* [GOAL]:
Convert the stretch of the listing from its first line through the line containing "y-tick-label: 400000 (27, 100, 108, 125)" into a numbered list, with blank lines omitted.
═══ DATA PROVIDED ═══
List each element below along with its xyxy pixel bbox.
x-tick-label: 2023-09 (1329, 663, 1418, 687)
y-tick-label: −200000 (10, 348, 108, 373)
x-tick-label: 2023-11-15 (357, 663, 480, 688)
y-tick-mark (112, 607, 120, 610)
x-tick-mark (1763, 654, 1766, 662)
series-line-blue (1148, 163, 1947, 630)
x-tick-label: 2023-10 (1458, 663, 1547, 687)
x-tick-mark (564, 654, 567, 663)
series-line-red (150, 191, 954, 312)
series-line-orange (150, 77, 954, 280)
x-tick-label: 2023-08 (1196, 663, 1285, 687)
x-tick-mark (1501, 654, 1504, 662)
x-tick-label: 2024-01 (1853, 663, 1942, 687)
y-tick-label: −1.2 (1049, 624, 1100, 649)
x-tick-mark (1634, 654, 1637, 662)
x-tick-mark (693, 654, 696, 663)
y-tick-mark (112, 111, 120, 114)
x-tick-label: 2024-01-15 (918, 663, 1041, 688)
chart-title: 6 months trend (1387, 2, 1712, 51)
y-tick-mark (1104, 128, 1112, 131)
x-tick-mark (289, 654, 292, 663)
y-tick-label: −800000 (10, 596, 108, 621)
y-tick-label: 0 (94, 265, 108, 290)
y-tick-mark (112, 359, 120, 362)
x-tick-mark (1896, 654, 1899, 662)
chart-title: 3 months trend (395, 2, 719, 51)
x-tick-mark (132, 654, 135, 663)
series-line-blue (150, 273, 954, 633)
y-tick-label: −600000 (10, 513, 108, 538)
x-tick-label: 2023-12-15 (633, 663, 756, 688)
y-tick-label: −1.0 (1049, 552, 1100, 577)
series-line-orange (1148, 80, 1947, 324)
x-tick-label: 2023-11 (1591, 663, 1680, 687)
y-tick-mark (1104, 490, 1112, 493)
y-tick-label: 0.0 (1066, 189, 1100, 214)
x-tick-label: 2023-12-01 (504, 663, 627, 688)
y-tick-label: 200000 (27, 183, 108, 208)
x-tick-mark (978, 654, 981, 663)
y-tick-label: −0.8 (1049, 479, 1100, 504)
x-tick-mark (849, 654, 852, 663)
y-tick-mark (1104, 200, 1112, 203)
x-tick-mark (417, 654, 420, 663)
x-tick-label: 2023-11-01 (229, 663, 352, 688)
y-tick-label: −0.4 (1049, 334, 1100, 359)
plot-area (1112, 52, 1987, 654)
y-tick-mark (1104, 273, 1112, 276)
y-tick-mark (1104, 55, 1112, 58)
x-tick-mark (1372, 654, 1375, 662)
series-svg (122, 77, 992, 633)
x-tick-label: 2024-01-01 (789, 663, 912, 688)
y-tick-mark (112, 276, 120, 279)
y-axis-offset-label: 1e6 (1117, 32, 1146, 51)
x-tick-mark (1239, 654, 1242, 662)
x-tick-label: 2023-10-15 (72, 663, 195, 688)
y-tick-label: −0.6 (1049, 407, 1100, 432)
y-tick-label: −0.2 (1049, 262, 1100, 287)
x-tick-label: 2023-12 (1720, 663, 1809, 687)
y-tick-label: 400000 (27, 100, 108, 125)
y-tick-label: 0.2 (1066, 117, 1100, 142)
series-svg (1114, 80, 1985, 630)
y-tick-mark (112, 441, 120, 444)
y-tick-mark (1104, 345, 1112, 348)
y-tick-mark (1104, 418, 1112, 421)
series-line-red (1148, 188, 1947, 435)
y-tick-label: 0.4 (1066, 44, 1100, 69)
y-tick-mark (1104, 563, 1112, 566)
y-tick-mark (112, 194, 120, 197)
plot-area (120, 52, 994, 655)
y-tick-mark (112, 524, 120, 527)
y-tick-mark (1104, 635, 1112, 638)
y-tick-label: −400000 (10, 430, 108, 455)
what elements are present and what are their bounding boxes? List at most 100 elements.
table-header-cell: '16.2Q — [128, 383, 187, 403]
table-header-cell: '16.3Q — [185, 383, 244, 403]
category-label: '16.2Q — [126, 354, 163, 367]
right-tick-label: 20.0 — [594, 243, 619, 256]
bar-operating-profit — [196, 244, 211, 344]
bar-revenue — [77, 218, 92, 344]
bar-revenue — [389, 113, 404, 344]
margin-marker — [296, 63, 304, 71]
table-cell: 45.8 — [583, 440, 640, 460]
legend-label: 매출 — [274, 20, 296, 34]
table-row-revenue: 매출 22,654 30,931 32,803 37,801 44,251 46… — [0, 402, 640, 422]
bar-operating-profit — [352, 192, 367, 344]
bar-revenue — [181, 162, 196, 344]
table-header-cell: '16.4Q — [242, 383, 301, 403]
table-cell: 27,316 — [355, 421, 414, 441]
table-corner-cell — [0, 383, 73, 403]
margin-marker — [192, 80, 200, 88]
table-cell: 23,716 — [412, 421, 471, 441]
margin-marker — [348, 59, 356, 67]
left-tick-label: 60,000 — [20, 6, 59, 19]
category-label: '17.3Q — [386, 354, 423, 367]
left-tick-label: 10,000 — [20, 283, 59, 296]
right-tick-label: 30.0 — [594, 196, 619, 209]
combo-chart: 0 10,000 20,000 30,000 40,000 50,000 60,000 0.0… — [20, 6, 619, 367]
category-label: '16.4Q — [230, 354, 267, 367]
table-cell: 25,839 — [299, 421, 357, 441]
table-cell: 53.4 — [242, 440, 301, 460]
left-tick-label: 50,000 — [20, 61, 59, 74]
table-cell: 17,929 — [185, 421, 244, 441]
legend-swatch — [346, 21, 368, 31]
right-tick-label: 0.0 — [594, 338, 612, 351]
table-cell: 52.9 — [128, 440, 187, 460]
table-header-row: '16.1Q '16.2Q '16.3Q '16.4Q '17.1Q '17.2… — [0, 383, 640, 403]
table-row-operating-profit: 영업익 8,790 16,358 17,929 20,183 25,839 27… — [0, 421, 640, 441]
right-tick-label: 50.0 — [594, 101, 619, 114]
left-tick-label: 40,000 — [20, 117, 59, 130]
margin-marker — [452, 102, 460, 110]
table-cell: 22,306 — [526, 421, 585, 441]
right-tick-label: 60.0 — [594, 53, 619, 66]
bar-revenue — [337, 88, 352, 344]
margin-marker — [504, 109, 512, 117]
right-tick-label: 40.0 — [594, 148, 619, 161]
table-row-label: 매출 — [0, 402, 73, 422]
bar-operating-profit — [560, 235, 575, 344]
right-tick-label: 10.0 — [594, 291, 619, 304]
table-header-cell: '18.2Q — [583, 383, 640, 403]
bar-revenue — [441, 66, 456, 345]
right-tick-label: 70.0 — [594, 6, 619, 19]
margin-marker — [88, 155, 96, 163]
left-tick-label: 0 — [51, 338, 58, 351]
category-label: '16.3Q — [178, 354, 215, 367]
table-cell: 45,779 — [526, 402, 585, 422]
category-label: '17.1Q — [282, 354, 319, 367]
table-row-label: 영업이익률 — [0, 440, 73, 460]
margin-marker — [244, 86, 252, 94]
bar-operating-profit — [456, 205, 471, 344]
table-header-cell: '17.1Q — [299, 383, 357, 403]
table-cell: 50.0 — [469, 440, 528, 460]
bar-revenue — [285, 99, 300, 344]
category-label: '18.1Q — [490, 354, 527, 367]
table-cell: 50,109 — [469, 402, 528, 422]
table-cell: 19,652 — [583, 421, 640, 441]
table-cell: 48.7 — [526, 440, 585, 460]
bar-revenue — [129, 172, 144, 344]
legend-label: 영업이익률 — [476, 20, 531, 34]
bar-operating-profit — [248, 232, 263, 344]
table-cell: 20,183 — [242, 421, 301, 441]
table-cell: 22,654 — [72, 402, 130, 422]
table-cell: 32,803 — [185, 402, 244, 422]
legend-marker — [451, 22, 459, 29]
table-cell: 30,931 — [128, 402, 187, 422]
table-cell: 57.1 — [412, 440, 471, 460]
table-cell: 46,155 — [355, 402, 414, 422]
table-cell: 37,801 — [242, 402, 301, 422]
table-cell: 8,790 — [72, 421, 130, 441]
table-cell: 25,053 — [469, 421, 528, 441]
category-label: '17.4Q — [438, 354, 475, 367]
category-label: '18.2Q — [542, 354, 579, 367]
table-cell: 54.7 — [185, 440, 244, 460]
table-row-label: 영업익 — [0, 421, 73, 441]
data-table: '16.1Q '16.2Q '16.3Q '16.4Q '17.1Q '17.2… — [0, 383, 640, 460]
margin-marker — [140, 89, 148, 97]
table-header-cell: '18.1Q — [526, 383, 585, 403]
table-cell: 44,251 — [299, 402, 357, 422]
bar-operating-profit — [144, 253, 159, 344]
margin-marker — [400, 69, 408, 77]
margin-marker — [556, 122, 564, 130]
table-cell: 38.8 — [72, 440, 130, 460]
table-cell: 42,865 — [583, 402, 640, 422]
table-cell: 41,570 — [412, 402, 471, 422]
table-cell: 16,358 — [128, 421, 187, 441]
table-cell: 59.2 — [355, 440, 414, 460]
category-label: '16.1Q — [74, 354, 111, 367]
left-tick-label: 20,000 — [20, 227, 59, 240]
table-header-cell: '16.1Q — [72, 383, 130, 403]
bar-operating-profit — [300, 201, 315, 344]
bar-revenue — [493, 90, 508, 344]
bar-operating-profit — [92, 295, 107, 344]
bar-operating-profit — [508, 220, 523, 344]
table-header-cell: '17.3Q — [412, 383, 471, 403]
═══
* [COMPLETE OUTPUT]:
1. List each element below along with its xyxy pixel bbox.
2. x-tick-label: 2023-09 (1329, 663, 1418, 687)
3. y-tick-label: −200000 (10, 348, 108, 373)
4. x-tick-label: 2023-11-15 (357, 663, 480, 688)
5. y-tick-mark (112, 607, 120, 610)
6. x-tick-mark (1763, 654, 1766, 662)
7. series-line-blue (1148, 163, 1947, 630)
8. x-tick-label: 2023-10 (1458, 663, 1547, 687)
9. x-tick-mark (564, 654, 567, 663)
10. series-line-red (150, 191, 954, 312)
11. series-line-orange (150, 77, 954, 280)
12. x-tick-label: 2023-08 (1196, 663, 1285, 687)
13. x-tick-mark (1501, 654, 1504, 662)
14. x-tick-label: 2024-01 (1853, 663, 1942, 687)
15. y-tick-label: −1.2 (1049, 624, 1100, 649)
16. x-tick-mark (1634, 654, 1637, 662)
17. x-tick-mark (693, 654, 696, 663)
18. y-tick-mark (112, 111, 120, 114)
19. x-tick-label: 2024-01-15 (918, 663, 1041, 688)
20. chart-title: 6 months trend (1387, 2, 1712, 51)
21. y-tick-mark (1104, 128, 1112, 131)
22. x-tick-mark (289, 654, 292, 663)
23. y-tick-label: −800000 (10, 596, 108, 621)
24. y-tick-label: 0 (94, 265, 108, 290)
25. y-tick-mark (112, 359, 120, 362)
26. x-tick-mark (1896, 654, 1899, 662)
27. chart-title: 3 months trend (395, 2, 719, 51)
28. x-tick-mark (132, 654, 135, 663)
29. series-line-blue (150, 273, 954, 633)
30. y-tick-label: −600000 (10, 513, 108, 538)
31. x-tick-label: 2023-12-15 (633, 663, 756, 688)
32. y-tick-label: −1.0 (1049, 552, 1100, 577)
33. series-line-orange (1148, 80, 1947, 324)
34. x-tick-label: 2023-11 (1591, 663, 1680, 687)
35. y-tick-mark (1104, 490, 1112, 493)
36. y-tick-label: 0.0 (1066, 189, 1100, 214)
37. x-tick-label: 2023-12-01 (504, 663, 627, 688)
38. y-tick-label: 200000 (27, 183, 108, 208)
39. x-tick-mark (978, 654, 981, 663)
40. y-tick-label: −0.8 (1049, 479, 1100, 504)
41. x-tick-mark (849, 654, 852, 663)
42. y-tick-mark (1104, 200, 1112, 203)
43. x-tick-mark (417, 654, 420, 663)
44. x-tick-label: 2023-11-01 (229, 663, 352, 688)
45. y-tick-label: −0.4 (1049, 334, 1100, 359)
46. plot-area (1112, 52, 1987, 654)
47. y-tick-mark (1104, 273, 1112, 276)
48. y-tick-mark (1104, 55, 1112, 58)
49. x-tick-mark (1372, 654, 1375, 662)
50. series-svg (122, 77, 992, 633)
51. x-tick-label: 2024-01-01 (789, 663, 912, 688)
52. y-tick-mark (112, 276, 120, 279)
53. y-axis-offset-label: 1e6 (1117, 32, 1146, 51)
54. x-tick-mark (1239, 654, 1242, 662)
55. x-tick-label: 2023-10-15 (72, 663, 195, 688)
56. y-tick-label: −0.6 (1049, 407, 1100, 432)
57. y-tick-label: −0.2 (1049, 262, 1100, 287)
58. x-tick-label: 2023-12 (1720, 663, 1809, 687)
59. y-tick-label: 400000 (27, 100, 108, 125)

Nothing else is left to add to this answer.